* CHALLENGE: Write out the listing beneath this instruction in its entirety, exactly as it reads.

* DATA TO USE:

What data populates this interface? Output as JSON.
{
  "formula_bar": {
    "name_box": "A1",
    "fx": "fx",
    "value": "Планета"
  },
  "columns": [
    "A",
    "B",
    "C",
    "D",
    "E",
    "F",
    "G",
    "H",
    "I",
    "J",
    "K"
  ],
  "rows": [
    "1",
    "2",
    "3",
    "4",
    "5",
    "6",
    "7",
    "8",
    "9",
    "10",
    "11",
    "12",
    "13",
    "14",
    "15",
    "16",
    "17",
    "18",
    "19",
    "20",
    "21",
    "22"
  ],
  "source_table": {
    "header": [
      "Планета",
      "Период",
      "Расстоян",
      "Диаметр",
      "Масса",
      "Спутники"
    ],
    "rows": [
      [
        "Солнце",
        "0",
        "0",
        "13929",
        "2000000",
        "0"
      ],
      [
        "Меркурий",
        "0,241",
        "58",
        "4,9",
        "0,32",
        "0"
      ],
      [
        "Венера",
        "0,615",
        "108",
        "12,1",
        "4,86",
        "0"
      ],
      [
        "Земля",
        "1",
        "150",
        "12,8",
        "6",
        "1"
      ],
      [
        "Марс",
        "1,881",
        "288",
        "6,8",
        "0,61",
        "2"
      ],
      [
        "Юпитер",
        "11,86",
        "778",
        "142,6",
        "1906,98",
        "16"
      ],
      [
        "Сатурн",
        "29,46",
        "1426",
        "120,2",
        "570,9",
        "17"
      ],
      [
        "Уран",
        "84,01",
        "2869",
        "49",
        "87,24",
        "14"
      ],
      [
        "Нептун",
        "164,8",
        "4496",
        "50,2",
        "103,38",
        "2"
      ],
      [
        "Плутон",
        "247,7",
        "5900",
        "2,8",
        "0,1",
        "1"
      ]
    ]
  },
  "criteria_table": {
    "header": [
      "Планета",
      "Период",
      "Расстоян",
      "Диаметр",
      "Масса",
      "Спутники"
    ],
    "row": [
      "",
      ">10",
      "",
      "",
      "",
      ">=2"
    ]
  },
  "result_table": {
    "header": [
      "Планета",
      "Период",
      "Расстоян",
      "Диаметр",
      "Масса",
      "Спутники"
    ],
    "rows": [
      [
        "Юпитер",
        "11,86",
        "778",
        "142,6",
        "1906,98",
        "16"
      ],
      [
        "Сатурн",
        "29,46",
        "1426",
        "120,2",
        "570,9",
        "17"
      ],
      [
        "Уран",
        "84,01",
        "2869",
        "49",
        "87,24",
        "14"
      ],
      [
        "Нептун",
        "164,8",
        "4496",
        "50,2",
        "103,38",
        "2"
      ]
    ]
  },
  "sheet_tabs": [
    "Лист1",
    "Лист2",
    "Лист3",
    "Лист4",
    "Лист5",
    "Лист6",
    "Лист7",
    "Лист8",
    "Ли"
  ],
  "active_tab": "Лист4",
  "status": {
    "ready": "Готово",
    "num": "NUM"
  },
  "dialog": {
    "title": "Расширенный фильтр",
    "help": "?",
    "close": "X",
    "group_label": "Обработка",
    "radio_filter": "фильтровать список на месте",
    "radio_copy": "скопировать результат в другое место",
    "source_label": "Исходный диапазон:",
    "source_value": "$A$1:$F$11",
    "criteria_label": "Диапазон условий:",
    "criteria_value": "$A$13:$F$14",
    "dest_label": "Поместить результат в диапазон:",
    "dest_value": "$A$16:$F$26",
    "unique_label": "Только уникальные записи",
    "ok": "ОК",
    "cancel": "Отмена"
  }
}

* SOLVED EXERCISE:
What data populates this interface? Output as JSON.
{
  "formula_bar": {
    "name_box": "A1",
    "fx": "fx",
    "value": "Планета"
  },
  "columns": [
    "A",
    "B",
    "C",
    "D",
    "E",
    "F",
    "G",
    "H",
    "I",
    "J",
    "K"
  ],
  "rows": [
    "1",
    "2",
    "3",
    "4",
    "5",
    "6",
    "7",
    "8",
    "9",
    "10",
    "11",
    "12",
    "13",
    "14",
    "15",
    "16",
    "17",
    "18",
    "19",
    "20",
    "21",
    "22"
  ],
  "source_table": {
    "header": [
      "Планета",
      "Период",
      "Расстоян",
      "Диаметр",
      "Масса",
      "Спутники"
    ],
    "rows": [
      [
        "Солнце",
        "0",
        "0",
        "13929",
        "2000000",
        "0"
      ],
      [
        "Меркурий",
        "0,241",
        "58",
        "4,9",
        "0,32",
        "0"
      ],
      [
        "Венера",
        "0,615",
        "108",
        "12,1",
        "4,86",
        "0"
      ],
      [
        "Земля",
        "1",
        "150",
        "12,8",
        "6",
        "1"
      ],
      [
        "Марс",
        "1,881",
        "288",
        "6,8",
        "0,61",
        "2"
      ],
      [
        "Юпитер",
        "11,86",
        "778",
        "142,6",
        "1906,98",
        "16"
      ],
      [
        "Сатурн",
        "29,46",
        "1426",
        "120,2",
        "570,9",
        "17"
      ],
      [
        "Уран",
        "84,01",
        "2869",
        "49",
        "87,24",
        "14"
      ],
      [
        "Нептун",
        "164,8",
        "4496",
        "50,2",
        "103,38",
        "2"
      ],
      [
        "Плутон",
        "247,7",
        "5900",
        "2,8",
        "0,1",
        "1"
      ]
    ]
  },
  "criteria_table": {
    "header": [
      "Планета",
      "Период",
      "Расстоян",
      "Диаметр",
      "Масса",
      "Спутники"
    ],
    "row": [
      "",
      ">10",
      "",
      "",
      "",
      ">=2"
    ]
  },
  "result_table": {
    "header": [
      "Планета",
      "Период",
      "Расстоян",
      "Диаметр",
      "Масса",
      "Спутники"
    ],
    "rows": [
      [
        "Юпитер",
        "11,86",
        "778",
        "142,6",
        "1906,98",
        "16"
      ],
      [
        "Сатурн",
        "29,46",
        "1426",
        "120,2",
        "570,9",
        "17"
      ],
      [
        "Уран",
        "84,01",
        "2869",
        "49",
        "87,24",
        "14"
      ],
      [
        "Нептун",
        "164,8",
        "4496",
        "50,2",
        "103,38",
        "2"
      ]
    ]
  },
  "sheet_tabs": [
    "Лист1",
    "Лист2",
    "Лист3",
    "Лист4",
    "Лист5",
    "Лист6",
    "Лист7",
    "Лист8",
    "Ли"
  ],
  "active_tab": "Лист4",
  "status": {
    "ready": "Готово",
    "num": "NUM"
  },
  "dialog": {
    "title": "Расширенный фильтр",
    "help": "?",
    "close": "X",
    "group_label": "Обработка",
    "radio_filter": "фильтровать список на месте",
    "radio_copy": "скопировать результат в другое место",
    "source_label": "Исходный диапазон:",
    "source_value": "$A$1:$F$11",
    "criteria_label": "Диапазон условий:",
    "criteria_value": "$A$13:$F$14",
    "dest_label": "Поместить результат в диапазон:",
    "dest_value": "$A$16:$F$26",
    "unique_label": "Только уникальные записи",
    "ok": "ОК",
    "cancel": "Отмена"
  }
}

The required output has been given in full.